[Dataset rows]
>> Begin
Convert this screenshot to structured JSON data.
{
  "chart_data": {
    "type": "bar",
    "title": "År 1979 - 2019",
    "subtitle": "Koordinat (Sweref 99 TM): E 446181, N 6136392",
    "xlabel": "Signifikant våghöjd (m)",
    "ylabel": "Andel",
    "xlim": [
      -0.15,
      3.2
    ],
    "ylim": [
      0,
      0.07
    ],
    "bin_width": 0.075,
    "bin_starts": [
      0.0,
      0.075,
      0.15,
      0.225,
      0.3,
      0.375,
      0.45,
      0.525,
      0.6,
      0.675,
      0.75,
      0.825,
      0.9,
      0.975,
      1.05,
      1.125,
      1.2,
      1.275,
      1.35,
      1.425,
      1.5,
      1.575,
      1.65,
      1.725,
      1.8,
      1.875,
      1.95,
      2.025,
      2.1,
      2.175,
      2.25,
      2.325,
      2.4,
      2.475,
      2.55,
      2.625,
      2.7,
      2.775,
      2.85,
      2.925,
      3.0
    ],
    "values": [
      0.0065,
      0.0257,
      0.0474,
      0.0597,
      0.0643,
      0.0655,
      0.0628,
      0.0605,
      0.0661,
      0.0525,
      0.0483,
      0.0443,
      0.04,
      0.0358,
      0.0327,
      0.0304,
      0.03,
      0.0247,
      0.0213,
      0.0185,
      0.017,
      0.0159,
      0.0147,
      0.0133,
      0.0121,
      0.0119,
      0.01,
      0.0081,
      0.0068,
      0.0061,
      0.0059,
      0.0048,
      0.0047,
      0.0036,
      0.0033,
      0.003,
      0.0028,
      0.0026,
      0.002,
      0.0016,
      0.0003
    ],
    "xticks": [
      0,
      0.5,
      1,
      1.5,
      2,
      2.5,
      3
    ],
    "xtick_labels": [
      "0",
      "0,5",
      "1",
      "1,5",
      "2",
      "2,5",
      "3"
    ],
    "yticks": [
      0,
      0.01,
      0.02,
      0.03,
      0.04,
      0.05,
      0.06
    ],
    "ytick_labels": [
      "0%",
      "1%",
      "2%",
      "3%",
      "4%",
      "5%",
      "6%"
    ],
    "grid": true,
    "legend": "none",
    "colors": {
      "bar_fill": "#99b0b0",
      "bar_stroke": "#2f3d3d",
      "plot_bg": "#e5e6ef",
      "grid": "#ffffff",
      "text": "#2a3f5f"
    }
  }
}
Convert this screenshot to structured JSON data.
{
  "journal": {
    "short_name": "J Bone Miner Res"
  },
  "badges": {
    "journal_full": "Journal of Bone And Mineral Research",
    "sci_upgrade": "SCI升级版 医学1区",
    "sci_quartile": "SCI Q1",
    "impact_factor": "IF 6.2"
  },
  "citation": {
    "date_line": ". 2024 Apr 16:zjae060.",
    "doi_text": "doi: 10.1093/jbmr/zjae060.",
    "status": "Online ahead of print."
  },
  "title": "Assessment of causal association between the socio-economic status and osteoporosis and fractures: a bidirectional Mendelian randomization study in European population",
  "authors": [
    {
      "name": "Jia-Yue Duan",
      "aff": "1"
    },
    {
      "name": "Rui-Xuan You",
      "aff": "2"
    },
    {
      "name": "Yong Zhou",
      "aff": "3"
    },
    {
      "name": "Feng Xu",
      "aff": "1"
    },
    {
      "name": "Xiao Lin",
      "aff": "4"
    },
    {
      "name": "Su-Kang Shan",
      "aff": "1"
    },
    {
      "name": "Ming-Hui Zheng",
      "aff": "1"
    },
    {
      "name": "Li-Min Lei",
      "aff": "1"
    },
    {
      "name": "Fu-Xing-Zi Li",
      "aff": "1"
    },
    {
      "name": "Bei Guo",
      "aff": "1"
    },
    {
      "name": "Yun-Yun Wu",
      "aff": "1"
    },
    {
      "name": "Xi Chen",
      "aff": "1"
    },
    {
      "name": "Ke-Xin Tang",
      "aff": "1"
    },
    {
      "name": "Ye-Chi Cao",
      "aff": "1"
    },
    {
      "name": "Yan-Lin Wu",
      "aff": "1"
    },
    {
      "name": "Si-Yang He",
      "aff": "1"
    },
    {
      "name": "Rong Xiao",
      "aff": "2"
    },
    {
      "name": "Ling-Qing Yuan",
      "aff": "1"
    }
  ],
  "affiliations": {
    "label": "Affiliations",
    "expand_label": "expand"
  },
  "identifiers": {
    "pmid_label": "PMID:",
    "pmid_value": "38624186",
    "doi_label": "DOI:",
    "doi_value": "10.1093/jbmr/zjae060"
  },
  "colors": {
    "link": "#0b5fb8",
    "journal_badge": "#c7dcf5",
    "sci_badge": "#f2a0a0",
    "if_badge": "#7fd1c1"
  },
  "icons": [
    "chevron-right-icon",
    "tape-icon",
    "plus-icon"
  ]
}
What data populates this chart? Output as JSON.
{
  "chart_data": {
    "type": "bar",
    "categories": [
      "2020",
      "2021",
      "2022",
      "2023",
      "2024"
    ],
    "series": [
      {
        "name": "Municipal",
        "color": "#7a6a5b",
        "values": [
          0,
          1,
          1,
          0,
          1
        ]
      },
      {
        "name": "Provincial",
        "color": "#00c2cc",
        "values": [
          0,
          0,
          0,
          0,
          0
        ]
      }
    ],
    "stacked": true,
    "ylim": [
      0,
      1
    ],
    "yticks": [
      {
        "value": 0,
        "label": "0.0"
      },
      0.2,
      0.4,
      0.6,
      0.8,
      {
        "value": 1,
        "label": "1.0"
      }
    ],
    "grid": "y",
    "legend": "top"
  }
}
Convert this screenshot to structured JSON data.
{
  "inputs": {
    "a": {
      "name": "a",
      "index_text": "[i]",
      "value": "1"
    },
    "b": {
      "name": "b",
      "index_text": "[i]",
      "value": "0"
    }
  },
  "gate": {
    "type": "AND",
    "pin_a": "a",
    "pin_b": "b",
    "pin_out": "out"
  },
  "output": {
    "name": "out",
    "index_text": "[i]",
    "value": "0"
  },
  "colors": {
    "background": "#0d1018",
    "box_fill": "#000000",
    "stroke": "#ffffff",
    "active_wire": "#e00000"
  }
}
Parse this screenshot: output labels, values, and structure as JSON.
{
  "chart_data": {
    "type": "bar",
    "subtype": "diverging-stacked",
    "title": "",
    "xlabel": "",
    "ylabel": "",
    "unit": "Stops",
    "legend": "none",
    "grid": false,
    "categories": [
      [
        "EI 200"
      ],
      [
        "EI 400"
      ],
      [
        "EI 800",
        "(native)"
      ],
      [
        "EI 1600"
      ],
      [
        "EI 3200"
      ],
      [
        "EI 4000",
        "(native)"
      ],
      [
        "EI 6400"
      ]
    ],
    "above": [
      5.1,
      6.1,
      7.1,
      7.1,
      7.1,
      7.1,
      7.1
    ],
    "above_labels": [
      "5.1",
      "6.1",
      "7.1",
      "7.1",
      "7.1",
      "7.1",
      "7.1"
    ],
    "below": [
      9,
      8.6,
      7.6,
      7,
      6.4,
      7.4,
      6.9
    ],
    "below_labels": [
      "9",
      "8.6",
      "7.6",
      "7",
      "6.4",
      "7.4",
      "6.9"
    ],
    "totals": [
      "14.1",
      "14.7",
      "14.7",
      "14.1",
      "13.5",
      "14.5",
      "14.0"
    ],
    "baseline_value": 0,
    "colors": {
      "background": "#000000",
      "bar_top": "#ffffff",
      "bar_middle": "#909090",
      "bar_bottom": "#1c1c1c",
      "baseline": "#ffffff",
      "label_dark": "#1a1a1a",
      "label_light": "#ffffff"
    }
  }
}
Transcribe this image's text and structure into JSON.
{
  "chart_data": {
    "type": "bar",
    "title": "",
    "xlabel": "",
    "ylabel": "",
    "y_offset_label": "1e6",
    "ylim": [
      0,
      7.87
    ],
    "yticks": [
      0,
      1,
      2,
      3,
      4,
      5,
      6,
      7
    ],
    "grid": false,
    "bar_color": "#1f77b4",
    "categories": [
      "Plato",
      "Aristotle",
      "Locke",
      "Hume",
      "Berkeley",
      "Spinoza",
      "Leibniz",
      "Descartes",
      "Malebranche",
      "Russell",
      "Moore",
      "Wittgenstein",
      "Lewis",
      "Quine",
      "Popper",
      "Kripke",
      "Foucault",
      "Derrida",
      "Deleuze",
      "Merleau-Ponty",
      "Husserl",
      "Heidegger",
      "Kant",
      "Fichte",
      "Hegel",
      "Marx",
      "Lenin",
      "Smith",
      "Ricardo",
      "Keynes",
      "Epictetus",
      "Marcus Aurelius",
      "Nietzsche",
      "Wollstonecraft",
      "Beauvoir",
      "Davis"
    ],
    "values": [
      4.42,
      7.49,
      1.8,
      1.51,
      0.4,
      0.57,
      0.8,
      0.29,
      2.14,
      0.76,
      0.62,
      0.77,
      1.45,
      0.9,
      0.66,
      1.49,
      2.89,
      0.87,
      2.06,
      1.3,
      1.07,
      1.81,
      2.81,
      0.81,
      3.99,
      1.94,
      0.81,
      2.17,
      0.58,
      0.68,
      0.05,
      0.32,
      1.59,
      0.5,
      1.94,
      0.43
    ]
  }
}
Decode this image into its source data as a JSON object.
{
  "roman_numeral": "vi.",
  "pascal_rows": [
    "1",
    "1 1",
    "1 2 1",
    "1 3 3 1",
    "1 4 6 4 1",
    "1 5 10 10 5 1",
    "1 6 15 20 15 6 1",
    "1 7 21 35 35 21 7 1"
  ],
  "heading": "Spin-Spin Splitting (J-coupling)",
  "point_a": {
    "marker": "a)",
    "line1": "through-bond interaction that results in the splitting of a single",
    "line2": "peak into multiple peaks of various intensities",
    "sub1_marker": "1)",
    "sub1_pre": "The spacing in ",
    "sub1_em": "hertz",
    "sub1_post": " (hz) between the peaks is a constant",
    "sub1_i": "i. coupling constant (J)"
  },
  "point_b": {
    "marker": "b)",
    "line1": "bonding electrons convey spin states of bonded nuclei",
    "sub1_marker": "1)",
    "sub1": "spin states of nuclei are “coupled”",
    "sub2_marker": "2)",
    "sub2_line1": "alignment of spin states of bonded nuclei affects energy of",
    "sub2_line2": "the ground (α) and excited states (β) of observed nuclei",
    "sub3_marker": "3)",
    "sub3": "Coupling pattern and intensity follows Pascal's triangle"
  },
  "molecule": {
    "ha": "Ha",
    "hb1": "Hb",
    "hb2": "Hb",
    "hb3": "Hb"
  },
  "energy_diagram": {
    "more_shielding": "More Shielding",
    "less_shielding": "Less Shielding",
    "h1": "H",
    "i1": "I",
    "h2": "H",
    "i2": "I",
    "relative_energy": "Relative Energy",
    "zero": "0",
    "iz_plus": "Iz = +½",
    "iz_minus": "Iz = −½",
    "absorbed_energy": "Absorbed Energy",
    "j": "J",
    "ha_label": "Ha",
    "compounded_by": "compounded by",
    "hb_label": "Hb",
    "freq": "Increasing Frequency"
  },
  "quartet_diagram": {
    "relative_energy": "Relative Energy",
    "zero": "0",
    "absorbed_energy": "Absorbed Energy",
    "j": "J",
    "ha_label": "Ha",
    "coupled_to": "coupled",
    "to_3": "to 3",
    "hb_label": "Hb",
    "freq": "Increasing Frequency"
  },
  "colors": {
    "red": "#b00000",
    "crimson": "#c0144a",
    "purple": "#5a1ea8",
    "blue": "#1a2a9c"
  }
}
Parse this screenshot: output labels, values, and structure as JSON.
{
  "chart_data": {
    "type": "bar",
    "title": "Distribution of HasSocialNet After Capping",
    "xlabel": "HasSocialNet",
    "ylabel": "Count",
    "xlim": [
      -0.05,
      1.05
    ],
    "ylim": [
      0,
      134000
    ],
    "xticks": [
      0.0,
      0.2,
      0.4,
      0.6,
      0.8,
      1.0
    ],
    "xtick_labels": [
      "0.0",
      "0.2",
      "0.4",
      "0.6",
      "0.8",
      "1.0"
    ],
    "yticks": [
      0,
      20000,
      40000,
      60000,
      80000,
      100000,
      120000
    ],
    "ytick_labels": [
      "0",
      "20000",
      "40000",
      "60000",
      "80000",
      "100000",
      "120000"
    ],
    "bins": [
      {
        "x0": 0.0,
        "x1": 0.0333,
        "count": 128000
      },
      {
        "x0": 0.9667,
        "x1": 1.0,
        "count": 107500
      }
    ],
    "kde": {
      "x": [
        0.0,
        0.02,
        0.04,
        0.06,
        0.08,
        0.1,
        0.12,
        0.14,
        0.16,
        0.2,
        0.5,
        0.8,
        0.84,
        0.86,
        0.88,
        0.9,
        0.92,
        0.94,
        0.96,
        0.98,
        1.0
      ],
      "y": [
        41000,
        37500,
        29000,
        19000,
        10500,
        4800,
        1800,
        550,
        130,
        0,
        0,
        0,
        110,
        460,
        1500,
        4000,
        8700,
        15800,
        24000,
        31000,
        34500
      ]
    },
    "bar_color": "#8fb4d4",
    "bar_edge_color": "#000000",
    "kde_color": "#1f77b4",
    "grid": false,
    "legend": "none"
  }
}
>> End
● INSTRUCTIONS FOR THE TASK
Find the word "image" in the records and pull out each line that has it.

● SOLUTION TO THE PROBLEM
Transcribe this image's text and structure into JSON.
Decode this image into its source data as a JSON object.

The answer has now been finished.